WRITTEN EXERCISE: Search the records for the word "before" and pick out every line that has it.

## START SUPPLIED ENTRIES

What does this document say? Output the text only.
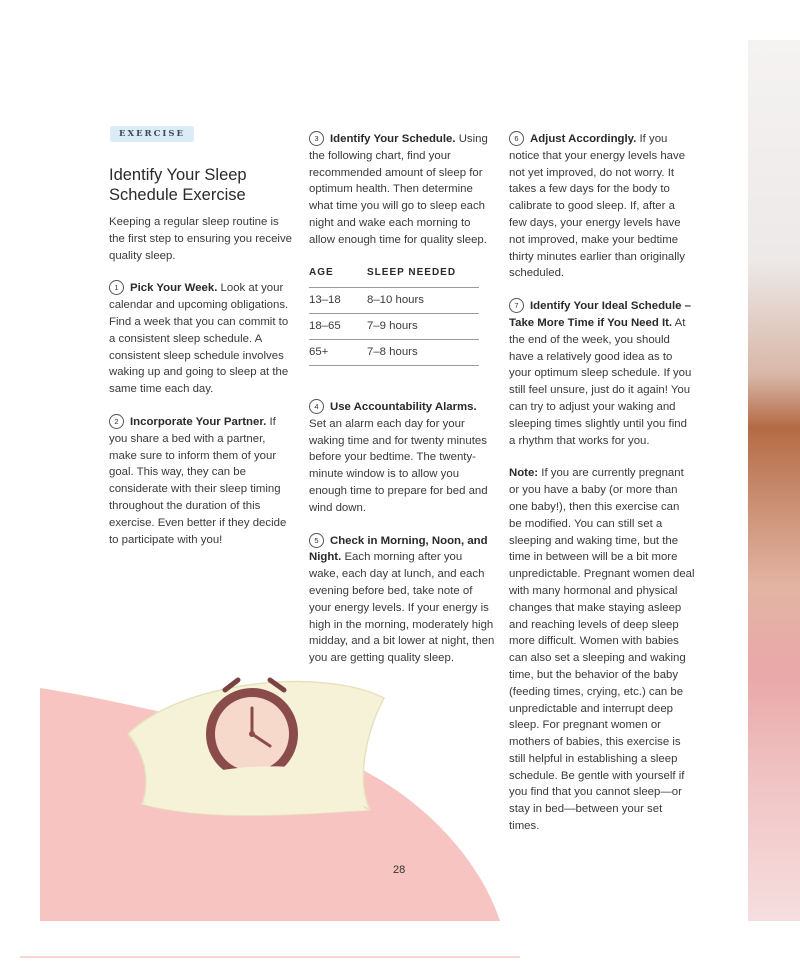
EXERCISE
Identify Your Sleep Schedule Exercise

Keeping a regular sleep routine is the first step to ensuring you receive quality sleep.

1 Pick Your Week. Look at your calendar and upcoming obligations. Find a week that you can commit to a consistent sleep schedule. A consistent sleep schedule involves waking up and going to sleep at the same time each day.

2 Incorporate Your Partner. If you share a bed with a partner, make sure to inform them of your goal. This way, they can be considerate with their sleep timing throughout the duration of this exercise. Even better if they decide to participate with you!

3 Identify Your Schedule. Using the following chart, find your recommended amount of sleep for optimum health. Then determine what time you will go to sleep each night and wake each morning to allow enough time for quality sleep.

AGE	SLEEP NEEDED
13–18	8–10 hours
18–65	7–9 hours
65+	7–8 hours

4 Use Accountability Alarms. Set an alarm each day for your waking time and for twenty minutes before your bedtime. The twenty-minute window is to allow you enough time to prepare for bed and wind down.

5 Check in Morning, Noon, and Night. Each morning after you wake, each day at lunch, and each evening before bed, take note of your energy levels. If your energy is high in the morning, moderately high midday, and a bit lower at night, then you are getting quality sleep.

6 Adjust Accordingly. If you notice that your energy levels have not yet improved, do not worry. It takes a few days for the body to calibrate to good sleep. If, after a few days, your energy levels have not improved, make your bedtime thirty minutes earlier than originally scheduled.

7 Identify Your Ideal Schedule – Take More Time if You Need It. At the end of the week, you should have a relatively good idea as to your optimum sleep schedule. If you still feel unsure, just do it again! You can try to adjust your waking and sleeping times slightly until you find a rhythm that works for you.

Note: If you are currently pregnant or you have a baby (or more than one baby!), then this exercise can be modified. You can still set a sleeping and waking time, but the time in between will be a bit more unpredictable. Pregnant women deal with many hormonal and physical changes that make staying asleep and reaching levels of deep sleep more difficult. Women with babies can also set a sleeping and waking time, but the behavior of the baby (feeding times, crying, etc.) can be unpredictable and interrupt deep sleep. For pregnant women or mothers of babies, this exercise is still helpful in establishing a sleep schedule. Be gentle with yourself if you find that you cannot sleep—or stay in bed—between your set times.

28
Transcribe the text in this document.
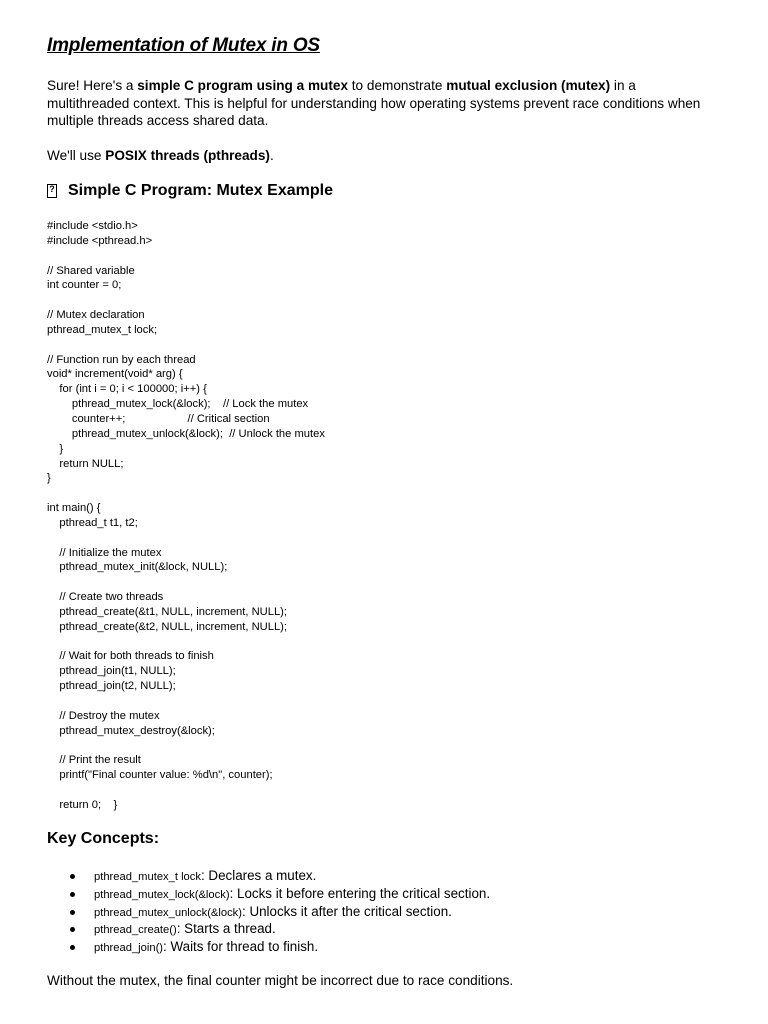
Implementation of Mutex in OS

Sure! Here's a simple C program using a mutex to demonstrate mutual exclusion (mutex) in a multithreaded context. This is helpful for understanding how operating systems prevent race conditions when multiple threads access shared data.

We'll use POSIX threads (pthreads).

?
Simple C Program: Mutex Example
#include <stdio.h>
#include <pthread.h>
// Shared variable
int counter = 0;
// Mutex declaration
pthread_mutex_t lock;
// Function run by each thread
void* increment(void* arg) {
for (int i = 0; i < 100000; i++) {
pthread_mutex_lock(&lock);    // Lock the mutex
counter++;                    // Critical section
pthread_mutex_unlock(&lock);  // Unlock the mutex
}
return NULL;
}
int main() {
pthread_t t1, t2;
// Initialize the mutex
pthread_mutex_init(&lock, NULL);
// Create two threads
pthread_create(&t1, NULL, increment, NULL);
pthread_create(&t2, NULL, increment, NULL);
// Wait for both threads to finish
pthread_join(t1, NULL);
pthread_join(t2, NULL);
// Destroy the mutex
pthread_mutex_destroy(&lock);
// Print the result
printf("Final counter value: %d\n", counter);
return 0;    }
Key Concepts:
pthread_mutex_t lock: Declares a mutex.
pthread_mutex_lock(&lock): Locks it before entering the critical section.
pthread_mutex_unlock(&lock): Unlocks it after the critical section.
pthread_create(): Starts a thread.
pthread_join(): Waits for thread to finish.
Without the mutex, the final counter might be incorrect due to race conditions.
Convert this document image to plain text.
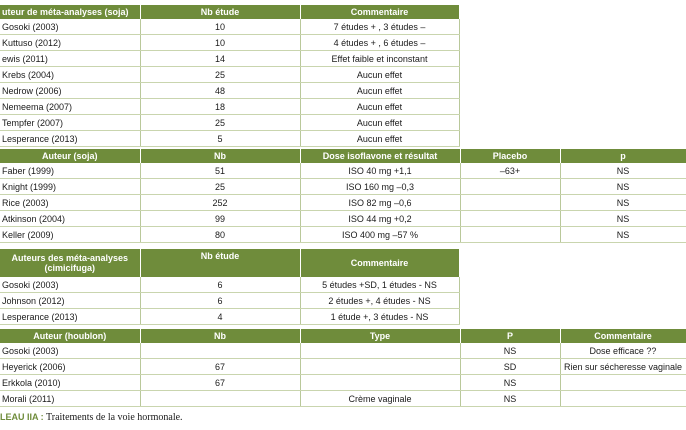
uteur de méta-analyses (soja)	Nb étude	Commentaire
Gosoki (2003)	10	7 études + , 3 études –
Kuttuso (2012)	10	4 études + , 6 études –
ewis (2011)	14	Effet faible et inconstant
Krebs (2004)	25	Aucun effet
Nedrow (2006)	48	Aucun effet
Nemeema (2007)	18	Aucun effet
Tempfer (2007)	25	Aucun effet
Lesperance (2013)	5	Aucun effet
Auteur (soja)	Nb	Dose isoflavone et résultat	Placebo	p
Faber (1999)	51	ISO 40 mg +1,1	–63+	NS
Knight (1999)	25	ISO 160 mg –0,3		NS
Rice (2003)	252	ISO 82 mg –0,6		NS
Atkinson (2004)	99	ISO 44 mg +0,2		NS
Keller (2009)	80	ISO 400 mg –57 %		NS
Auteurs des méta-analyses (cimicifuga)	Nb étude	Commentaire
Gosoki (2003)	6	5 études +SD, 1 études - NS
Johnson (2012)	6	2 études +, 4 études - NS
Lesperance (2013)	4	1 étude +, 3 études - NS
Auteur (houblon)	Nb	Type	P	Commentaire
Gosoki (2003)			NS	Dose efficace ??
Heyerick (2006)	67		SD	Rien sur sécheresse vaginale
Erkkola (2010)	67		NS	
Morali (2011)		Crème vaginale	NS	
LEAU IIA : Traitements de la voie hormonale.
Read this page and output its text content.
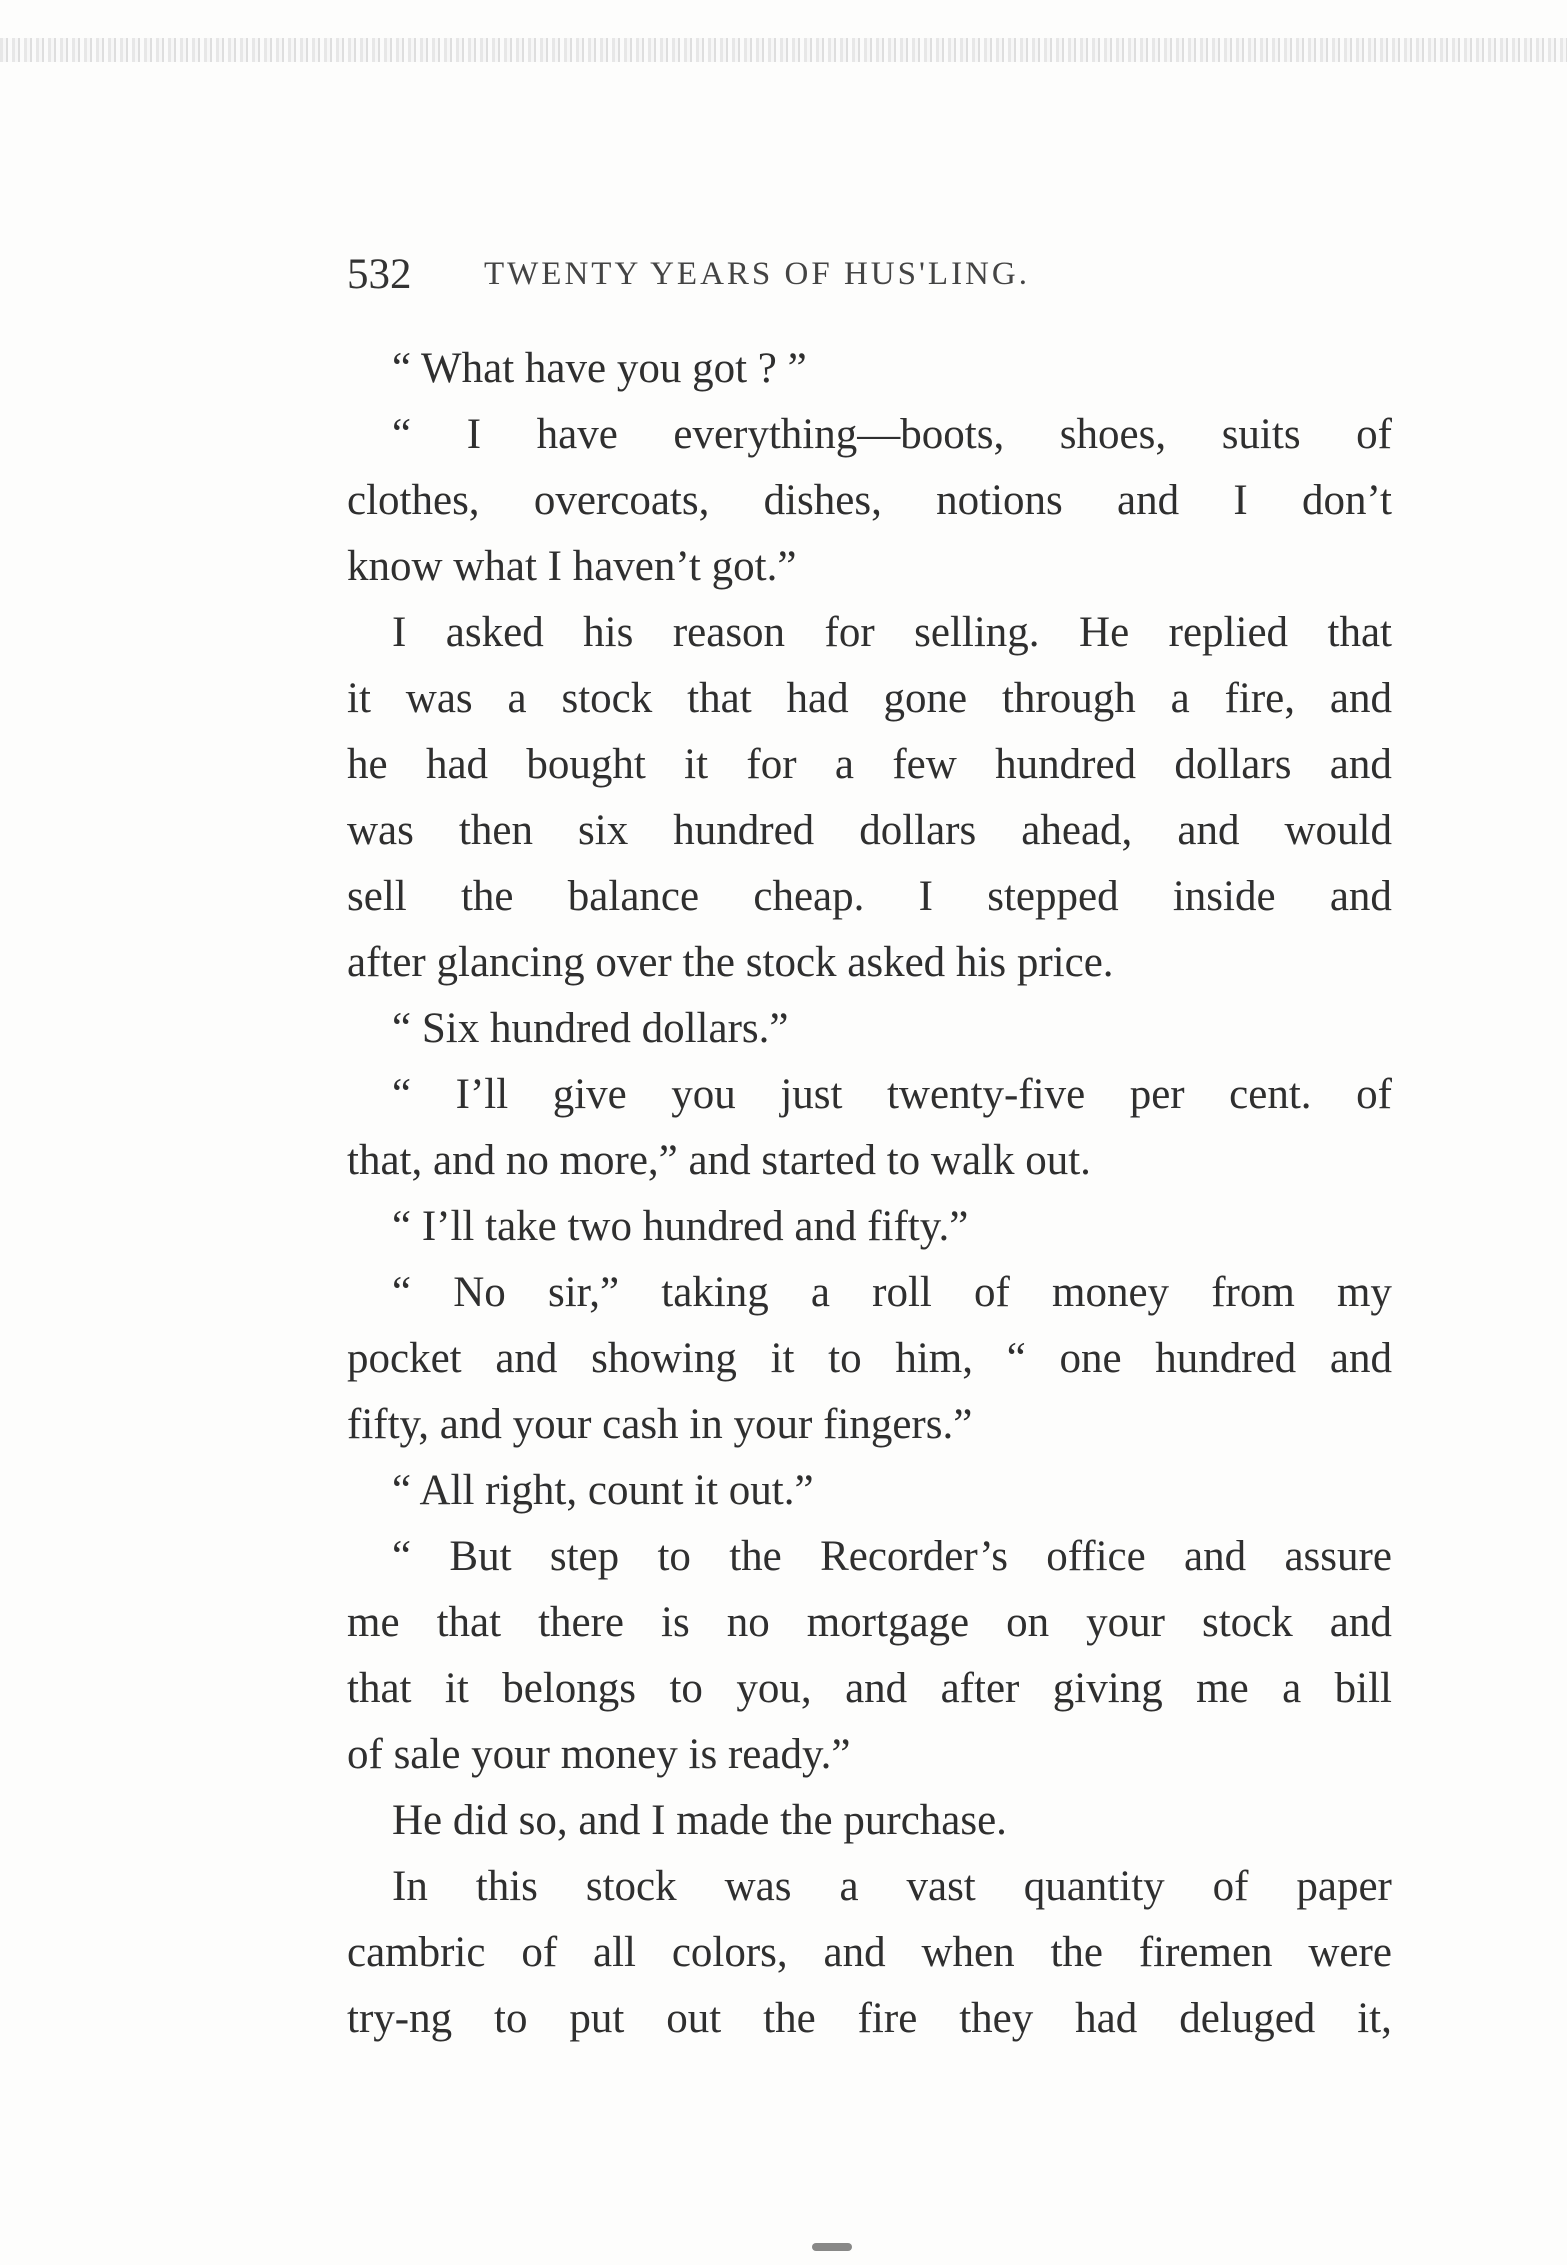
532 TWENTY YEARS OF HUS'LING.
“ What have you got ? ”
“ I have everything—boots, shoes, suits of
clothes, overcoats, dishes, notions and I don’t
know what I haven’t got.”
I asked his reason for selling. He replied that
it was a stock that had gone through a fire, and
he had bought it for a few hundred dollars and
was then six hundred dollars ahead, and would
sell the balance cheap. I stepped inside and
after glancing over the stock asked his price.
“ Six hundred dollars.”
“ I’ll give you just twenty-five per cent. of
that, and no more,” and started to walk out.
“ I’ll take two hundred and fifty.”
“ No sir,” taking a roll of money from my
pocket and showing it to him, “ one hundred and
fifty, and your cash in your fingers.”
“ All right, count it out.”
“ But step to the Recorder’s office and assure
me that there is no mortgage on your stock and
that it belongs to you, and after giving me a bill
of sale your money is ready.”
He did so, and I made the purchase.
In this stock was a vast quantity of paper
cambric of all colors, and when the firemen were
try‑ng to put out the fire they had deluged it,
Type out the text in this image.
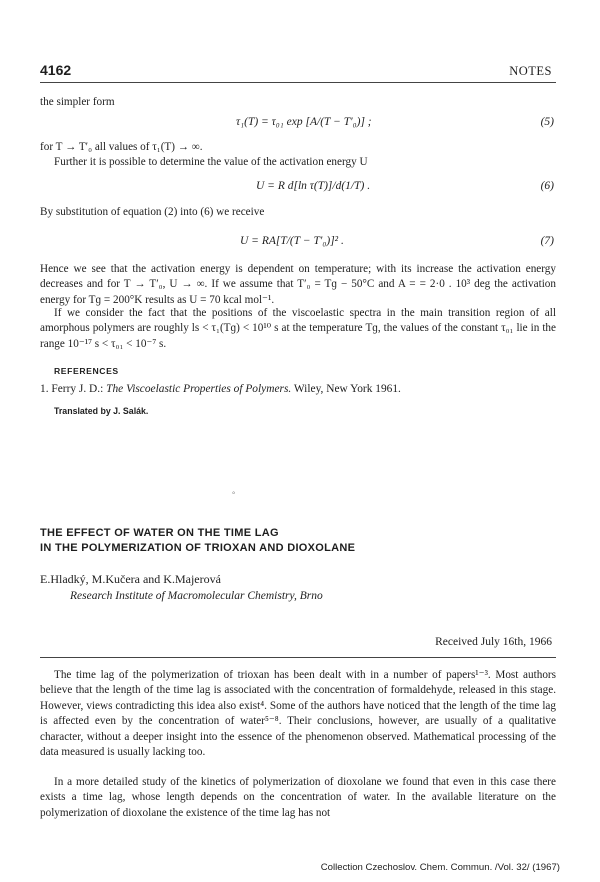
4162	NOTES
the simpler form
τ₁(T) = τ₀₁ exp [A/(T − T′₀)] ;	(5)
for T → T′₀ all values of τ₁(T) → ∞.
Further it is possible to determine the value of the activation energy U
U = R d[ln τ(T)]/d(1/T) .	(6)
By substitution of equation (2) into (6) we receive
U = RA[T/(T − T′₀)]² .	(7)
Hence we see that the activation energy is dependent on temperature; with its increase the activation energy decreases and for T → T′₀, U → ∞. If we assume that T′₀ = Tɡ − 50°C and A = = 2·0 . 10³ deg the activation energy for Tɡ = 200°K results as U = 70 kcal mol⁻¹.
If we consider the fact that the positions of the viscoelastic spectra in the main transition region of all amorphous polymers are roughly ls < τ₁(Tɡ) < 10¹⁰ s at the temperature Tɡ, the values of the constant τ₀₁ lie in the range 10⁻¹⁷ s < τ₀₁ < 10⁻⁷ s.
REFERENCES
1. Ferry J. D.: The Viscoelastic Properties of Polymers. Wiley, New York 1961.
Translated by J. Salák.
°
THE EFFECT OF WATER ON THE TIME LAG
IN THE POLYMERIZATION OF TRIOXAN AND DIOXOLANE
E.Hladký, M.Kučera and K.Majerová
Research Institute of Macromolecular Chemistry, Brno
Received July 16th, 1966
The time lag of the polymerization of trioxan has been dealt with in a number of papers¹⁻³. Most authors believe that the length of the time lag is associated with the concentration of formaldehyde, released in this stage. However, views contradicting this idea also exist⁴. Some of the authors have noticed that the length of the time lag is affected even by the concentration of water⁵⁻⁸. Their conclusions, however, are usually of a qualitative character, without a deeper insight into the essence of the phenomenon observed. Mathematical processing of the data measured is usually lacking too.
In a more detailed study of the kinetics of polymerization of dioxolane we found that even in this case there exists a time lag, whose length depends on the concentration of water. In the available literature on the polymerization of dioxolane the existence of the time lag has not
Collection Czechoslov. Chem. Commun. /Vol. 32/ (1967)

## END SUPPLIED ENTRIES

WRITTEN SOLUTION:
4 Use Accountability Alarms. Set an alarm each day for your waking time and for twenty minutes before your bedtime. The twenty-minute window is to allow you enough time to prepare for bed and wind down.
5 Check in Morning, Noon, and Night. Each morning after you wake, each day at lunch, and each evening before bed, take note of your energy levels. If your energy is high in the morning, moderately high midday, and a bit lower at night, then you are getting quality sleep.
pthread_mutex_lock(&lock): Locks it before entering the critical section.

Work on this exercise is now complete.